=== Work required ===
Could you print every record below exactly as it appears?

*** Material to process ***

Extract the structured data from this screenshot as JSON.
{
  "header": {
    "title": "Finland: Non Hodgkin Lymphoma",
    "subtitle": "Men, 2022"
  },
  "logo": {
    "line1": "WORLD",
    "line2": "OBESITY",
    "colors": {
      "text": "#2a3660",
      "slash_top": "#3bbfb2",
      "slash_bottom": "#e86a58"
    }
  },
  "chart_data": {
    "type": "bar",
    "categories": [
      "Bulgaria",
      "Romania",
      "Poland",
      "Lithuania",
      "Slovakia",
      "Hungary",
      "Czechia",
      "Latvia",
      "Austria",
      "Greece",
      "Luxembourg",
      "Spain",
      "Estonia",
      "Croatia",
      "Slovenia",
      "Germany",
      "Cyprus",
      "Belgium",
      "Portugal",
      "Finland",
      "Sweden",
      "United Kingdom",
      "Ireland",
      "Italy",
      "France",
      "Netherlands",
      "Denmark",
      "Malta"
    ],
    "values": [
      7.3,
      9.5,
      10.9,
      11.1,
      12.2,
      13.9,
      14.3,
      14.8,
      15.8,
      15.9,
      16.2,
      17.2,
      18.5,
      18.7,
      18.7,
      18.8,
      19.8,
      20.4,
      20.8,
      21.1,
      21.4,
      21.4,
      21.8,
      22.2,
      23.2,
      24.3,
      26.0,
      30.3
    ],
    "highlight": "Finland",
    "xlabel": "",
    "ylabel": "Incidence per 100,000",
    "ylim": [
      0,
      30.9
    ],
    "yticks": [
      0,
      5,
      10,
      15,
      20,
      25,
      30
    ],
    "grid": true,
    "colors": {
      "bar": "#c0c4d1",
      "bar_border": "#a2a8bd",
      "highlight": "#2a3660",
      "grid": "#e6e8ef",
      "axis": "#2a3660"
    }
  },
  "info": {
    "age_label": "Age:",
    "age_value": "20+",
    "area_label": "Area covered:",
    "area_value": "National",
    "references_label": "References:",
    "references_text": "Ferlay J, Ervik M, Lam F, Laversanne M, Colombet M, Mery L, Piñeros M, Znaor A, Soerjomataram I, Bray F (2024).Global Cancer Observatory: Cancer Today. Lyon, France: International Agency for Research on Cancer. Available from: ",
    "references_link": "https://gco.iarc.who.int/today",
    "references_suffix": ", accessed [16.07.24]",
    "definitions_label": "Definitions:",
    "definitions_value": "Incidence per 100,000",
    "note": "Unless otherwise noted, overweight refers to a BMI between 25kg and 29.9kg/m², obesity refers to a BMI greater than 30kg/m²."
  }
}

***

=== Complete response ===
Extract the structured data from this screenshot as JSON.
{
  "header": {
    "title": "Finland: Non Hodgkin Lymphoma",
    "subtitle": "Men, 2022"
  },
  "logo": {
    "line1": "WORLD",
    "line2": "OBESITY",
    "colors": {
      "text": "#2a3660",
      "slash_top": "#3bbfb2",
      "slash_bottom": "#e86a58"
    }
  },
  "chart_data": {
    "type": "bar",
    "categories": [
      "Bulgaria",
      "Romania",
      "Poland",
      "Lithuania",
      "Slovakia",
      "Hungary",
      "Czechia",
      "Latvia",
      "Austria",
      "Greece",
      "Luxembourg",
      "Spain",
      "Estonia",
      "Croatia",
      "Slovenia",
      "Germany",
      "Cyprus",
      "Belgium",
      "Portugal",
      "Finland",
      "Sweden",
      "United Kingdom",
      "Ireland",
      "Italy",
      "France",
      "Netherlands",
      "Denmark",
      "Malta"
    ],
    "values": [
      7.3,
      9.5,
      10.9,
      11.1,
      12.2,
      13.9,
      14.3,
      14.8,
      15.8,
      15.9,
      16.2,
      17.2,
      18.5,
      18.7,
      18.7,
      18.8,
      19.8,
      20.4,
      20.8,
      21.1,
      21.4,
      21.4,
      21.8,
      22.2,
      23.2,
      24.3,
      26.0,
      30.3
    ],
    "highlight": "Finland",
    "xlabel": "",
    "ylabel": "Incidence per 100,000",
    "ylim": [
      0,
      30.9
    ],
    "yticks": [
      0,
      5,
      10,
      15,
      20,
      25,
      30
    ],
    "grid": true,
    "colors": {
      "bar": "#c0c4d1",
      "bar_border": "#a2a8bd",
      "highlight": "#2a3660",
      "grid": "#e6e8ef",
      "axis": "#2a3660"
    }
  },
  "info": {
    "age_label": "Age:",
    "age_value": "20+",
    "area_label": "Area covered:",
    "area_value": "National",
    "references_label": "References:",
    "references_text": "Ferlay J, Ervik M, Lam F, Laversanne M, Colombet M, Mery L, Piñeros M, Znaor A, Soerjomataram I, Bray F (2024).Global Cancer Observatory: Cancer Today. Lyon, France: International Agency for Research on Cancer. Available from: ",
    "references_link": "https://gco.iarc.who.int/today",
    "references_suffix": ", accessed [16.07.24]",
    "definitions_label": "Definitions:",
    "definitions_value": "Incidence per 100,000",
    "note": "Unless otherwise noted, overweight refers to a BMI between 25kg and 29.9kg/m², obesity refers to a BMI greater than 30kg/m²."
  }
}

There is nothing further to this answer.